Exercise brief - Work through the data and report how many lines include the string "dash", giving the number alone.
**** Supplied material
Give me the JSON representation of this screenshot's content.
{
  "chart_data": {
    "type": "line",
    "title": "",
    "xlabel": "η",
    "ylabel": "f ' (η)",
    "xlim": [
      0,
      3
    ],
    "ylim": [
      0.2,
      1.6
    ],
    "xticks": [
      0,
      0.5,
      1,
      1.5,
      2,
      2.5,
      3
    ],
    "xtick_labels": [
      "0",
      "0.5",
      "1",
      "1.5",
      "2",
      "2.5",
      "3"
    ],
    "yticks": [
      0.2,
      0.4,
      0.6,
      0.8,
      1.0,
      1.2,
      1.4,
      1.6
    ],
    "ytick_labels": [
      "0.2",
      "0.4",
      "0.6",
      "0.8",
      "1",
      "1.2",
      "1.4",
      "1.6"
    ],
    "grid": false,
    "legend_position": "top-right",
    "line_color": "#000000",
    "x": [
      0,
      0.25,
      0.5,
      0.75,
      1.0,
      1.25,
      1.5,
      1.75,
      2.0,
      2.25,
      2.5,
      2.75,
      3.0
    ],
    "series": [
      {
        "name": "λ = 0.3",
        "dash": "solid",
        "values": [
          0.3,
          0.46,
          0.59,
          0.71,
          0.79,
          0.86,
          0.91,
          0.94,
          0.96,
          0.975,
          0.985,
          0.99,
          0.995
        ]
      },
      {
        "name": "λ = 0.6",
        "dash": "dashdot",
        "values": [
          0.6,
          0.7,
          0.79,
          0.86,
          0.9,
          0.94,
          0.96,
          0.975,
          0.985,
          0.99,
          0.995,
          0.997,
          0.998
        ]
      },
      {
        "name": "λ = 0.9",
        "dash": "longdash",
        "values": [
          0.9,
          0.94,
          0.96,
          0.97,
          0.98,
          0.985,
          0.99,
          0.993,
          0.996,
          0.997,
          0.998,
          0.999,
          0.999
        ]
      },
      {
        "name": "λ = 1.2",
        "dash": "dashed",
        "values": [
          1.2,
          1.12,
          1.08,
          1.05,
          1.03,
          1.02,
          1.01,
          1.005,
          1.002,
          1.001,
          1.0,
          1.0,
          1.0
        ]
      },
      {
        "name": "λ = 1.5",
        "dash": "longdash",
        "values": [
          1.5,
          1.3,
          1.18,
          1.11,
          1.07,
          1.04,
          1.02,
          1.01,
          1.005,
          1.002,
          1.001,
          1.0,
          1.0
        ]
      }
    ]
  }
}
********
Task result - 5